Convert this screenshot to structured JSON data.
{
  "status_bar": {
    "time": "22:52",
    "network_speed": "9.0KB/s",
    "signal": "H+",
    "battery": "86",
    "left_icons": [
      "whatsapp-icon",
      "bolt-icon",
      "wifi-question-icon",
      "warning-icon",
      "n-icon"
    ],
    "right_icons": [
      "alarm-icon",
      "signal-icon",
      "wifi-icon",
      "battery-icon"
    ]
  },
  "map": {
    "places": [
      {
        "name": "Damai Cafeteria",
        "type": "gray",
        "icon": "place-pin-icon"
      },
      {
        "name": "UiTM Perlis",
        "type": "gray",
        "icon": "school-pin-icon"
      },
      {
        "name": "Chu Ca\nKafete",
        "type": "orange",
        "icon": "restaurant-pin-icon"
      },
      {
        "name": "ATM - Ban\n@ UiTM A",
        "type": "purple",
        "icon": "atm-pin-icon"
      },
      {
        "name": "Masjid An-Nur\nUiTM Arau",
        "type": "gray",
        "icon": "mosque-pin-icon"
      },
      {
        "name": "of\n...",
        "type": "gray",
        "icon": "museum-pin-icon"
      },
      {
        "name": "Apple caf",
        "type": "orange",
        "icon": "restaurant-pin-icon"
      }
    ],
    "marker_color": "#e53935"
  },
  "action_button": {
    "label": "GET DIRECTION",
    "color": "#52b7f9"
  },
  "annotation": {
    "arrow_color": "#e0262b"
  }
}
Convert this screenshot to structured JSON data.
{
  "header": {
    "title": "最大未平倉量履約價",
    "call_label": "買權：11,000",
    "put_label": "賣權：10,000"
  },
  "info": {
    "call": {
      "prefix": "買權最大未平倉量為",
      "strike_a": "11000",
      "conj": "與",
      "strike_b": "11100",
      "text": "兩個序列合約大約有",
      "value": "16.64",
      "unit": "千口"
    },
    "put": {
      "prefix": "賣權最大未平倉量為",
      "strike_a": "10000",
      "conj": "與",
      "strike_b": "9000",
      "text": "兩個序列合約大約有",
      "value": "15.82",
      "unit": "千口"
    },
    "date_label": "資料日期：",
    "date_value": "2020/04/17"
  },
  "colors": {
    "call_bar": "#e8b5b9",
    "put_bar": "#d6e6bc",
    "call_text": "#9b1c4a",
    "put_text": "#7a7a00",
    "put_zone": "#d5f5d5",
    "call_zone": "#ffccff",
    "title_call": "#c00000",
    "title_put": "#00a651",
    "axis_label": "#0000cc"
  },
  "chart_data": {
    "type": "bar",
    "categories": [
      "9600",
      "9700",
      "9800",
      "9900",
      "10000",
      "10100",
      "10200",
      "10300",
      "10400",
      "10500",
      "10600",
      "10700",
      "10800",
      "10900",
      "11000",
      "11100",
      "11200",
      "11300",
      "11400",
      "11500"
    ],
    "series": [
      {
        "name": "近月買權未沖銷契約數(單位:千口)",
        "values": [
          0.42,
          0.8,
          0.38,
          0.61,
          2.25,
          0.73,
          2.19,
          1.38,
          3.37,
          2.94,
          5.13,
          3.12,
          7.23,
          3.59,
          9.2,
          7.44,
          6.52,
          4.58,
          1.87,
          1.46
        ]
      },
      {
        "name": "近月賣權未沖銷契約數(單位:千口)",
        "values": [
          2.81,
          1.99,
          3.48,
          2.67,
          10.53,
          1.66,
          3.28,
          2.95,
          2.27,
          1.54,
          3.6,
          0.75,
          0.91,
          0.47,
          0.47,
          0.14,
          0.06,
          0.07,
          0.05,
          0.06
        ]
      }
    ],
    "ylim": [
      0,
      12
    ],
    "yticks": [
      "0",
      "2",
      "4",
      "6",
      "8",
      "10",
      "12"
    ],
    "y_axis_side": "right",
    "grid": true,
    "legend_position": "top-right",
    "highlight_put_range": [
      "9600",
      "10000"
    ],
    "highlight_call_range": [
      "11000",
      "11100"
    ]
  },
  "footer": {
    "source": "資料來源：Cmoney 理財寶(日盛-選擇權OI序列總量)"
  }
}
__________
§ **REQUIREMENT**:
Repeat the data exactly. Leave nothing out.

§ **REPLY**:
Convert this screenshot to structured JSON data.
{
  "status_bar": {
    "time": "22:52",
    "network_speed": "9.0KB/s",
    "signal": "H+",
    "battery": "86",
    "left_icons": [
      "whatsapp-icon",
      "bolt-icon",
      "wifi-question-icon",
      "warning-icon",
      "n-icon"
    ],
    "right_icons": [
      "alarm-icon",
      "signal-icon",
      "wifi-icon",
      "battery-icon"
    ]
  },
  "map": {
    "places": [
      {
        "name": "Damai Cafeteria",
        "type": "gray",
        "icon": "place-pin-icon"
      },
      {
        "name": "UiTM Perlis",
        "type": "gray",
        "icon": "school-pin-icon"
      },
      {
        "name": "Chu Ca\nKafete",
        "type": "orange",
        "icon": "restaurant-pin-icon"
      },
      {
        "name": "ATM - Ban\n@ UiTM A",
        "type": "purple",
        "icon": "atm-pin-icon"
      },
      {
        "name": "Masjid An-Nur\nUiTM Arau",
        "type": "gray",
        "icon": "mosque-pin-icon"
      },
      {
        "name": "of\n...",
        "type": "gray",
        "icon": "museum-pin-icon"
      },
      {
        "name": "Apple caf",
        "type": "orange",
        "icon": "restaurant-pin-icon"
      }
    ],
    "marker_color": "#e53935"
  },
  "action_button": {
    "label": "GET DIRECTION",
    "color": "#52b7f9"
  },
  "annotation": {
    "arrow_color": "#e0262b"
  }
}
Convert this screenshot to structured JSON data.
{
  "header": {
    "title": "最大未平倉量履約價",
    "call_label": "買權：11,000",
    "put_label": "賣權：10,000"
  },
  "info": {
    "call": {
      "prefix": "買權最大未平倉量為",
      "strike_a": "11000",
      "conj": "與",
      "strike_b": "11100",
      "text": "兩個序列合約大約有",
      "value": "16.64",
      "unit": "千口"
    },
    "put": {
      "prefix": "賣權最大未平倉量為",
      "strike_a": "10000",
      "conj": "與",
      "strike_b": "9000",
      "text": "兩個序列合約大約有",
      "value": "15.82",
      "unit": "千口"
    },
    "date_label": "資料日期：",
    "date_value": "2020/04/17"
  },
  "colors": {
    "call_bar": "#e8b5b9",
    "put_bar": "#d6e6bc",
    "call_text": "#9b1c4a",
    "put_text": "#7a7a00",
    "put_zone": "#d5f5d5",
    "call_zone": "#ffccff",
    "title_call": "#c00000",
    "title_put": "#00a651",
    "axis_label": "#0000cc"
  },
  "chart_data": {
    "type": "bar",
    "categories": [
      "9600",
      "9700",
      "9800",
      "9900",
      "10000",
      "10100",
      "10200",
      "10300",
      "10400",
      "10500",
      "10600",
      "10700",
      "10800",
      "10900",
      "11000",
      "11100",
      "11200",
      "11300",
      "11400",
      "11500"
    ],
    "series": [
      {
        "name": "近月買權未沖銷契約數(單位:千口)",
        "values": [
          0.42,
          0.8,
          0.38,
          0.61,
          2.25,
          0.73,
          2.19,
          1.38,
          3.37,
          2.94,
          5.13,
          3.12,
          7.23,
          3.59,
          9.2,
          7.44,
          6.52,
          4.58,
          1.87,
          1.46
        ]
      },
      {
        "name": "近月賣權未沖銷契約數(單位:千口)",
        "values": [
          2.81,
          1.99,
          3.48,
          2.67,
          10.53,
          1.66,
          3.28,
          2.95,
          2.27,
          1.54,
          3.6,
          0.75,
          0.91,
          0.47,
          0.47,
          0.14,
          0.06,
          0.07,
          0.05,
          0.06
        ]
      }
    ],
    "ylim": [
      0,
      12
    ],
    "yticks": [
      "0",
      "2",
      "4",
      "6",
      "8",
      "10",
      "12"
    ],
    "y_axis_side": "right",
    "grid": true,
    "legend_position": "top-right",
    "highlight_put_range": [
      "9600",
      "10000"
    ],
    "highlight_call_range": [
      "11000",
      "11100"
    ]
  },
  "footer": {
    "source": "資料來源：Cmoney 理財寶(日盛-選擇權OI序列總量)"
  }
}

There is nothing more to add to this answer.